Entries with figure data:

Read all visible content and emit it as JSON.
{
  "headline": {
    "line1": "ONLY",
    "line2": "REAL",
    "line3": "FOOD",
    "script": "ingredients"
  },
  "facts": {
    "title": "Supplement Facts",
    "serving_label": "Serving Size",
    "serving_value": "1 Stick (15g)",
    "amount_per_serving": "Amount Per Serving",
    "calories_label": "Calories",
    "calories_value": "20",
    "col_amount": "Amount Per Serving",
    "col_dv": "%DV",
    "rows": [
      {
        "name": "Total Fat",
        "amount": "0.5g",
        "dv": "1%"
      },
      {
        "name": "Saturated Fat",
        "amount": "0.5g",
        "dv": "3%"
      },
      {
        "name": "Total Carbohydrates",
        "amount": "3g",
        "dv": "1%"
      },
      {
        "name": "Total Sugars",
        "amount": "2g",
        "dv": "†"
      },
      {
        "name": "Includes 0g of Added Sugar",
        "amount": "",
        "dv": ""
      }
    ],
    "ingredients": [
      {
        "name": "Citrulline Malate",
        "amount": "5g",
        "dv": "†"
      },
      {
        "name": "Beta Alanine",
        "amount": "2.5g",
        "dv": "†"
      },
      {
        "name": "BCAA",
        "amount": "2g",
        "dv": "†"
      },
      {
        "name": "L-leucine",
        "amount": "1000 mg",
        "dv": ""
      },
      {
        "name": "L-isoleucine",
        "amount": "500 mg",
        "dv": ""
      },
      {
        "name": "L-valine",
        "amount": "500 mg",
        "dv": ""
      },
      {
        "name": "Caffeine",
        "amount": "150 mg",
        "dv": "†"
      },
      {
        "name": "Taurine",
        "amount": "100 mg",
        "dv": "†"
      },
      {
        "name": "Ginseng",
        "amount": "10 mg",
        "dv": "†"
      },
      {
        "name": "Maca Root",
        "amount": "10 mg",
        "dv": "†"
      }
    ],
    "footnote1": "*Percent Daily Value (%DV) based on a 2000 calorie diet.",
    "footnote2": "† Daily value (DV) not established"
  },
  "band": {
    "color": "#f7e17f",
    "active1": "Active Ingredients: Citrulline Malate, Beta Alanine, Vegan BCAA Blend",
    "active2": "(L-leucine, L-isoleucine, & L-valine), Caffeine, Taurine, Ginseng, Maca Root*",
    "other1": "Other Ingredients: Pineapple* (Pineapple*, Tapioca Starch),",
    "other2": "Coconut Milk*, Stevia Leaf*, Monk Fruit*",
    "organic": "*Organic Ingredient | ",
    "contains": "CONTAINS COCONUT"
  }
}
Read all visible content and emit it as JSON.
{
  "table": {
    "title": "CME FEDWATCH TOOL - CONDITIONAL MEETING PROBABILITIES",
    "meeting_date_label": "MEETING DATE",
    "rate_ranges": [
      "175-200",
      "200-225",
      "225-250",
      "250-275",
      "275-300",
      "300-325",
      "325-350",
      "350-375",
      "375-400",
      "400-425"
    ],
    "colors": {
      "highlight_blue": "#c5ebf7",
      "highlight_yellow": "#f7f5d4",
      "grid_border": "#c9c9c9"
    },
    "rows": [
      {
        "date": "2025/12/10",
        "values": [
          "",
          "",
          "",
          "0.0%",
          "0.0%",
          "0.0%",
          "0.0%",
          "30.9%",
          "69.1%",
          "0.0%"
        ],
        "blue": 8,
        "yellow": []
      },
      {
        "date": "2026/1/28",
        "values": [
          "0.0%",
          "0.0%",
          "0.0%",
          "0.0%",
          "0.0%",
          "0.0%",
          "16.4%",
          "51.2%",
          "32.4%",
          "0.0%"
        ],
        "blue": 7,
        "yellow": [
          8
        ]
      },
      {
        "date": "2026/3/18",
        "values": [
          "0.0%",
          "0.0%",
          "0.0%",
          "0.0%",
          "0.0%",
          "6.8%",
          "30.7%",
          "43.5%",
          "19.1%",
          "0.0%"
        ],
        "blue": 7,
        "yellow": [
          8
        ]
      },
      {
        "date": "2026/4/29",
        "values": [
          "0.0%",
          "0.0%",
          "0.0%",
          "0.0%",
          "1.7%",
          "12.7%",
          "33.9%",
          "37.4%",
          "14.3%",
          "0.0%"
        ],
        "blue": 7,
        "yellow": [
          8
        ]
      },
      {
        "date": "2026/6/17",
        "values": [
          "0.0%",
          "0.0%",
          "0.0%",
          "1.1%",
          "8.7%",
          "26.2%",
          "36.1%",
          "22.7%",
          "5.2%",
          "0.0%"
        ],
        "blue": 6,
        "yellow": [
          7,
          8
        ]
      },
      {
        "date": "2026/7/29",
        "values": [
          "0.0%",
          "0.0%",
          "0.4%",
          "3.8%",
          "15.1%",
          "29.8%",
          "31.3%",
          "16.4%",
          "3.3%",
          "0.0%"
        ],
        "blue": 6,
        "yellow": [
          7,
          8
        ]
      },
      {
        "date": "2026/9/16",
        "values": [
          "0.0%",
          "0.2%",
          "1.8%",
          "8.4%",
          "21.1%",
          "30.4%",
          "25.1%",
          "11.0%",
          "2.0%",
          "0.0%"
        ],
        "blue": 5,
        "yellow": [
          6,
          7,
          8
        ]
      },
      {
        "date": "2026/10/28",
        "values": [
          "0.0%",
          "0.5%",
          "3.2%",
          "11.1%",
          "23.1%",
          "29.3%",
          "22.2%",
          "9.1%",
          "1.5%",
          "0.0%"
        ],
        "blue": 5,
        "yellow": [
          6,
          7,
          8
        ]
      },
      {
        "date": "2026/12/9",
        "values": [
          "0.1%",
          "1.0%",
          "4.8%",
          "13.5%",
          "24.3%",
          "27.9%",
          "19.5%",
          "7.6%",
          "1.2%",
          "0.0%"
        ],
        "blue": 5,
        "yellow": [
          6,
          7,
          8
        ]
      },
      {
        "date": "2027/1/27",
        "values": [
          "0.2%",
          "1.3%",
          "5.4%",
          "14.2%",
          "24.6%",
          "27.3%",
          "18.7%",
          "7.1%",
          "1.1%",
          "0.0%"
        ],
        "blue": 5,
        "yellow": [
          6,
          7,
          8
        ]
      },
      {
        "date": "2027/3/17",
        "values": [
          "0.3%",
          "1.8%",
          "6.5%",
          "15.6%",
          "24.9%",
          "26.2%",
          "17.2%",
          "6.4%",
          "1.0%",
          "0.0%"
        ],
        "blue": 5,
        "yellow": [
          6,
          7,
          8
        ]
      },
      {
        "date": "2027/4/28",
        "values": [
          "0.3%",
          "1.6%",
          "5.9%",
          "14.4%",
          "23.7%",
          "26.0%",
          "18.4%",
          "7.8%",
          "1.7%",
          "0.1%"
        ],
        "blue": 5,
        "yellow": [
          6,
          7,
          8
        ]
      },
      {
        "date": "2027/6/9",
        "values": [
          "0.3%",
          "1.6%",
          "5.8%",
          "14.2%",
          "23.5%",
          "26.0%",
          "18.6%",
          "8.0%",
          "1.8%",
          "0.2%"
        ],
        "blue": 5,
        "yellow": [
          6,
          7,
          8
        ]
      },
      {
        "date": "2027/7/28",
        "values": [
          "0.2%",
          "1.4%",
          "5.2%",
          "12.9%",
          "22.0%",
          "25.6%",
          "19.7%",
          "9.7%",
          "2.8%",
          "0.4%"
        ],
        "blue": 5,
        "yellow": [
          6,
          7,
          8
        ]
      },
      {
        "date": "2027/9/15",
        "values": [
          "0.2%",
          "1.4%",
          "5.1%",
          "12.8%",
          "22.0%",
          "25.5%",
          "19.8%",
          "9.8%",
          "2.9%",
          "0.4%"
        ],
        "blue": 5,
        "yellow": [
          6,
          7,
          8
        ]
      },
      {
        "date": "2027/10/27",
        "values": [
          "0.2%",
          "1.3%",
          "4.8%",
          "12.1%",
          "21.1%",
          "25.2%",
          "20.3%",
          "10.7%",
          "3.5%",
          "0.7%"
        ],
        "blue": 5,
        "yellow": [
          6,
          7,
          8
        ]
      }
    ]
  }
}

Task objective: Using the listing above, gather each line that holds the string "Total" and copy it.

Exercise answer:
        "name": "Total Fat",
        "name": "Total Carbohydrates",
        "name": "Total Sugars",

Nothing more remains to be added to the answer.